■ **Objective**
Copy out the listing in full, exactly as written, but not its pictures.

** START OF Material for the task **

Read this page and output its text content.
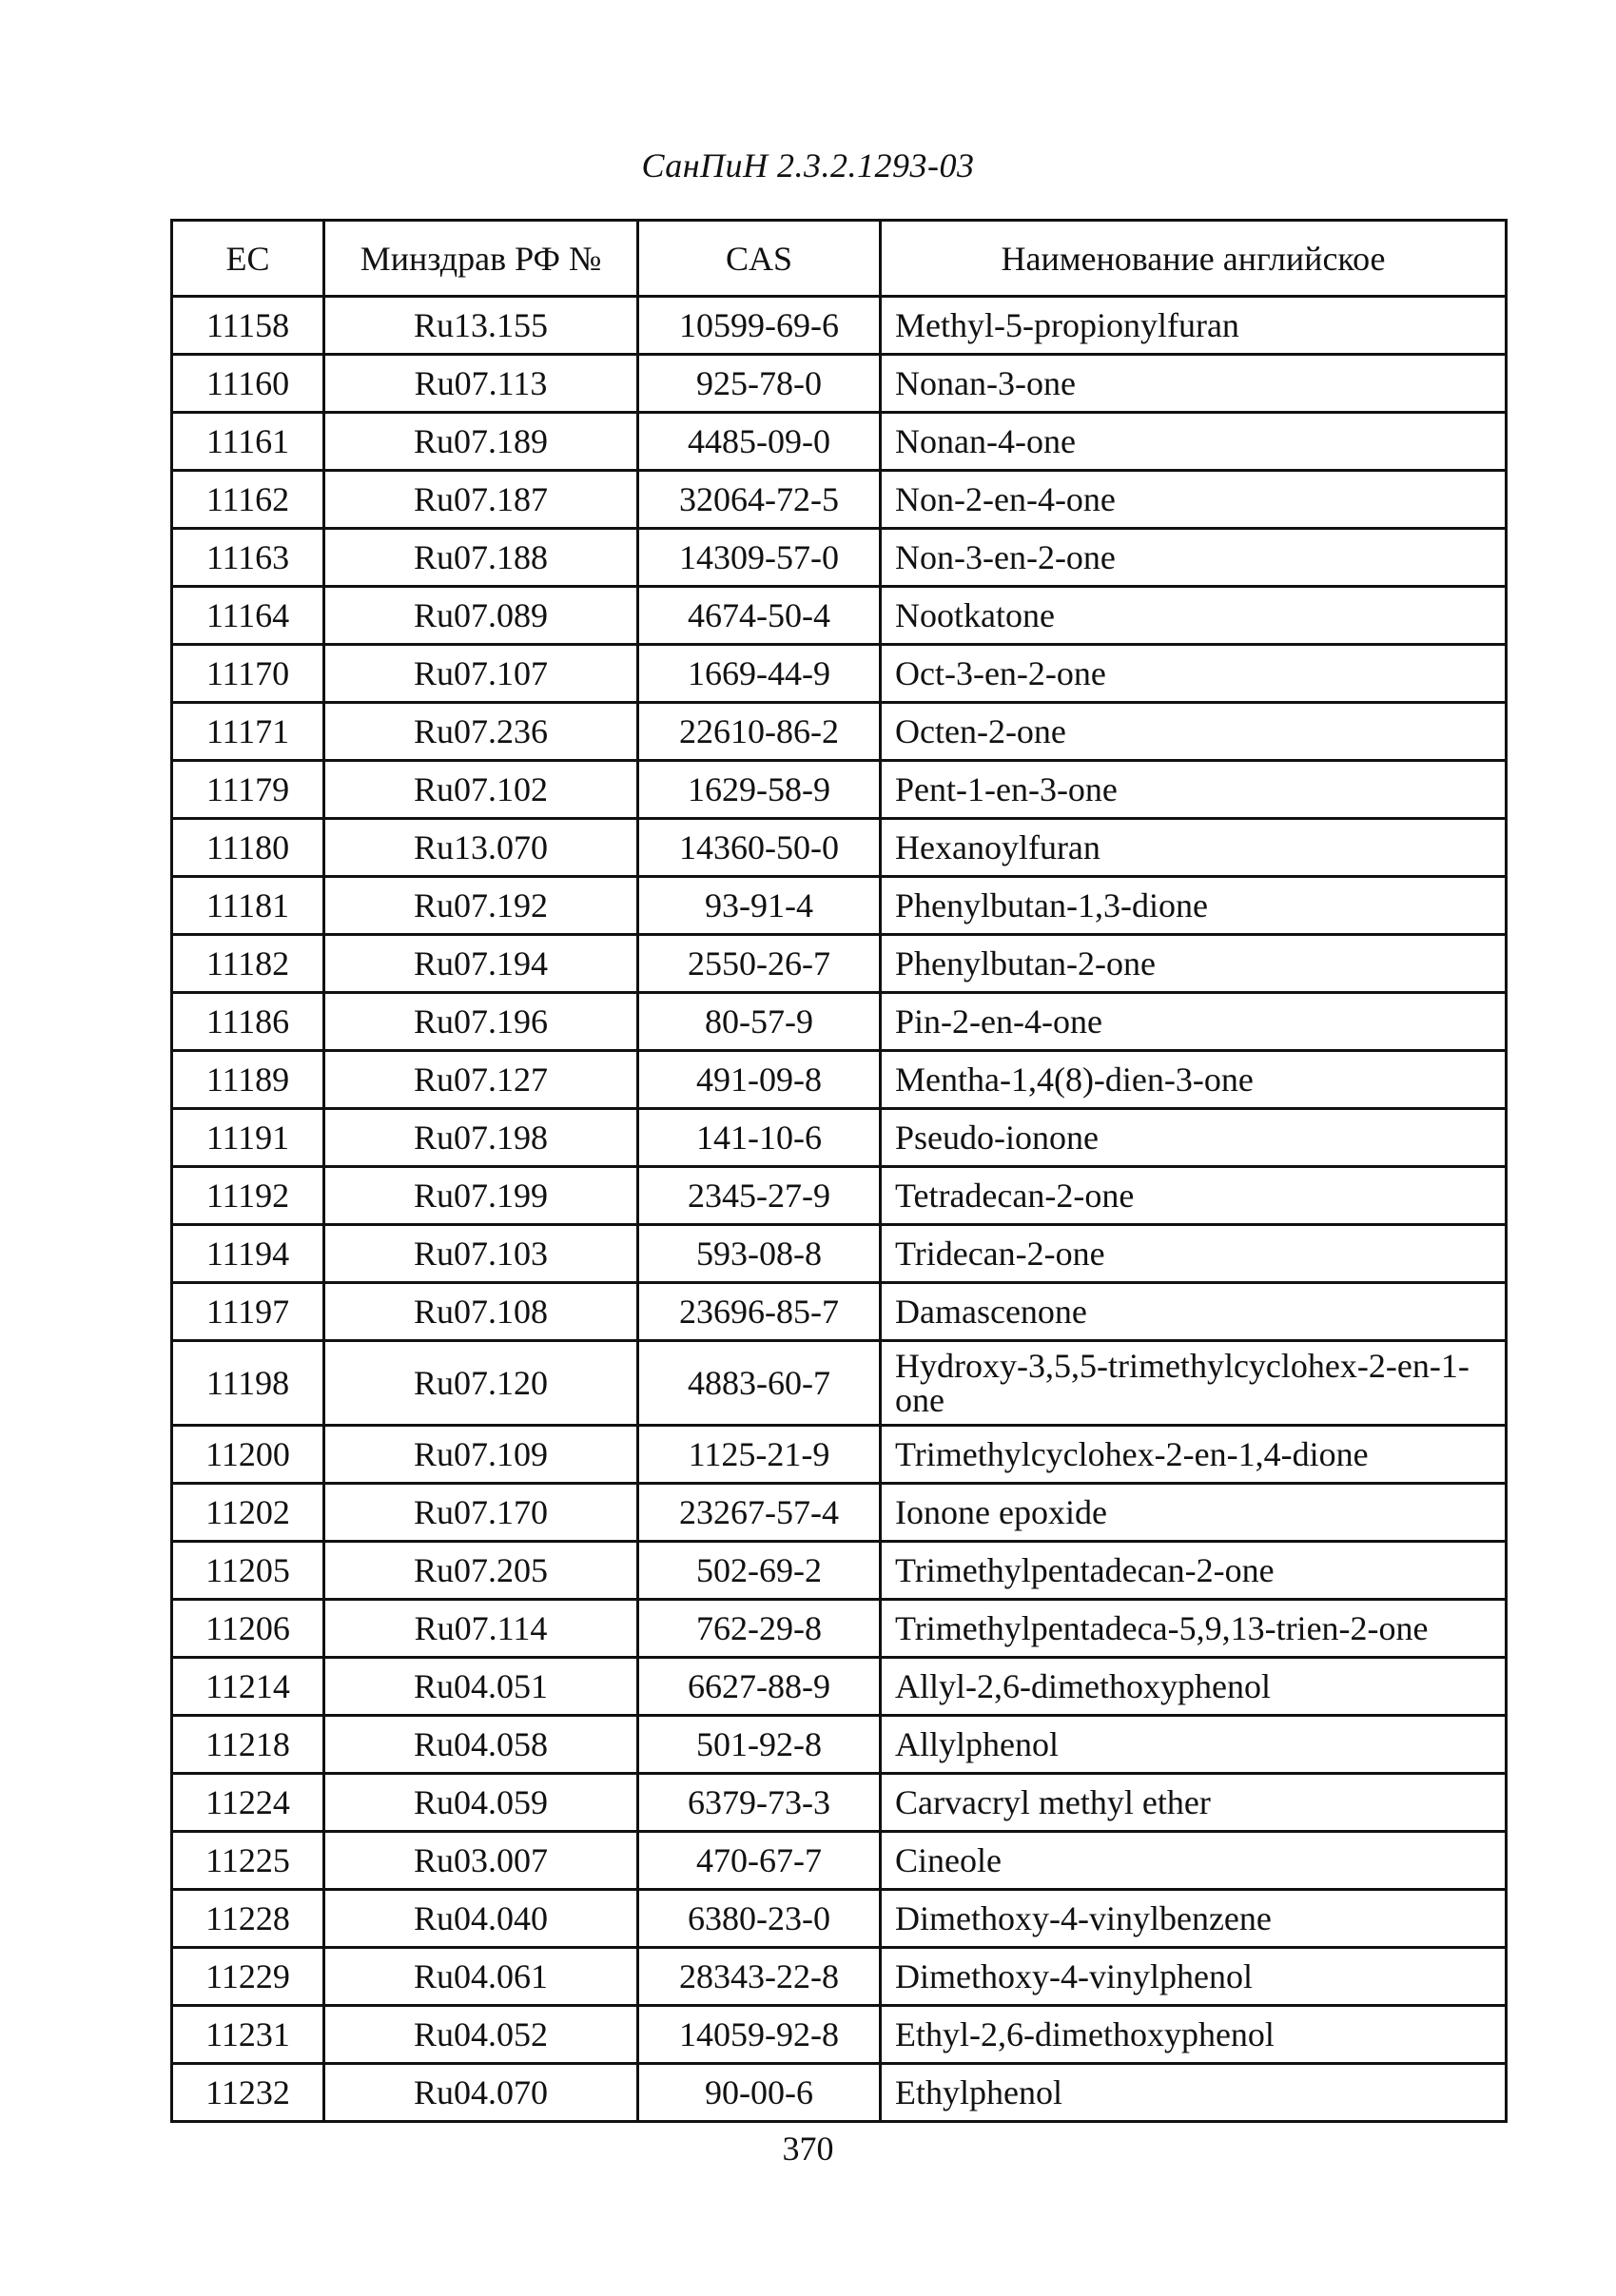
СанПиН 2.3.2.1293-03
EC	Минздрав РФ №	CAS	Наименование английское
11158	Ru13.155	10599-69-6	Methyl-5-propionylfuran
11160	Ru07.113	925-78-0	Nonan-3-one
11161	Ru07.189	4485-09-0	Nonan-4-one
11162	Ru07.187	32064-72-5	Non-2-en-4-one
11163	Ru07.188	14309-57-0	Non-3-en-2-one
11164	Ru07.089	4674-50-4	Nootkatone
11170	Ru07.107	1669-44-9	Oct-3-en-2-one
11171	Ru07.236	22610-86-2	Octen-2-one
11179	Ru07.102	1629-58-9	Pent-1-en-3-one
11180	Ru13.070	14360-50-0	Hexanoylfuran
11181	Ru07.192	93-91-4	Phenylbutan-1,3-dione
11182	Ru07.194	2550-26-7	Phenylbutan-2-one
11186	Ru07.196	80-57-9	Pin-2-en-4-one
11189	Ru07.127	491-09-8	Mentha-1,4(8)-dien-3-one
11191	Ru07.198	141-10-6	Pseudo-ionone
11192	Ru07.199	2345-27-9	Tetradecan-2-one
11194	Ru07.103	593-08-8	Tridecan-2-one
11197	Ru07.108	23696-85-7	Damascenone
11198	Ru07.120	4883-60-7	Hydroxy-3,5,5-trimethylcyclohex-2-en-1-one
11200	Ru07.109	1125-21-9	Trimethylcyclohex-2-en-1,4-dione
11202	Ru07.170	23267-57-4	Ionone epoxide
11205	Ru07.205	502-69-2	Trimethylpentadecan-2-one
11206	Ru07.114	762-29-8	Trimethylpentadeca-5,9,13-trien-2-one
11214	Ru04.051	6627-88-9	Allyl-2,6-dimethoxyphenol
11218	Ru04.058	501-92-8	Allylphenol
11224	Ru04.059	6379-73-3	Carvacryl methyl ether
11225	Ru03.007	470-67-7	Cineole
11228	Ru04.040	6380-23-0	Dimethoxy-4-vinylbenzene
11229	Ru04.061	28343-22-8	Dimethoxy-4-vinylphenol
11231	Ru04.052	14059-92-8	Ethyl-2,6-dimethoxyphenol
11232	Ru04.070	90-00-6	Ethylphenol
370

** END OF Material for the task **

■ **Response**
Read this page and output its text content.
СанПиН 2.3.2.1293-03
EC	Минздрав РФ №	CAS	Наименование английское
11158	Ru13.155	10599-69-6	Methyl-5-propionylfuran
11160	Ru07.113	925-78-0	Nonan-3-one
11161	Ru07.189	4485-09-0	Nonan-4-one
11162	Ru07.187	32064-72-5	Non-2-en-4-one
11163	Ru07.188	14309-57-0	Non-3-en-2-one
11164	Ru07.089	4674-50-4	Nootkatone
11170	Ru07.107	1669-44-9	Oct-3-en-2-one
11171	Ru07.236	22610-86-2	Octen-2-one
11179	Ru07.102	1629-58-9	Pent-1-en-3-one
11180	Ru13.070	14360-50-0	Hexanoylfuran
11181	Ru07.192	93-91-4	Phenylbutan-1,3-dione
11182	Ru07.194	2550-26-7	Phenylbutan-2-one
11186	Ru07.196	80-57-9	Pin-2-en-4-one
11189	Ru07.127	491-09-8	Mentha-1,4(8)-dien-3-one
11191	Ru07.198	141-10-6	Pseudo-ionone
11192	Ru07.199	2345-27-9	Tetradecan-2-one
11194	Ru07.103	593-08-8	Tridecan-2-one
11197	Ru07.108	23696-85-7	Damascenone
11198	Ru07.120	4883-60-7	Hydroxy-3,5,5-trimethylcyclohex-2-en-1-one
11200	Ru07.109	1125-21-9	Trimethylcyclohex-2-en-1,4-dione
11202	Ru07.170	23267-57-4	Ionone epoxide
11205	Ru07.205	502-69-2	Trimethylpentadecan-2-one
11206	Ru07.114	762-29-8	Trimethylpentadeca-5,9,13-trien-2-one
11214	Ru04.051	6627-88-9	Allyl-2,6-dimethoxyphenol
11218	Ru04.058	501-92-8	Allylphenol
11224	Ru04.059	6379-73-3	Carvacryl methyl ether
11225	Ru03.007	470-67-7	Cineole
11228	Ru04.040	6380-23-0	Dimethoxy-4-vinylbenzene
11229	Ru04.061	28343-22-8	Dimethoxy-4-vinylphenol
11231	Ru04.052	14059-92-8	Ethyl-2,6-dimethoxyphenol
11232	Ru04.070	90-00-6	Ethylphenol
370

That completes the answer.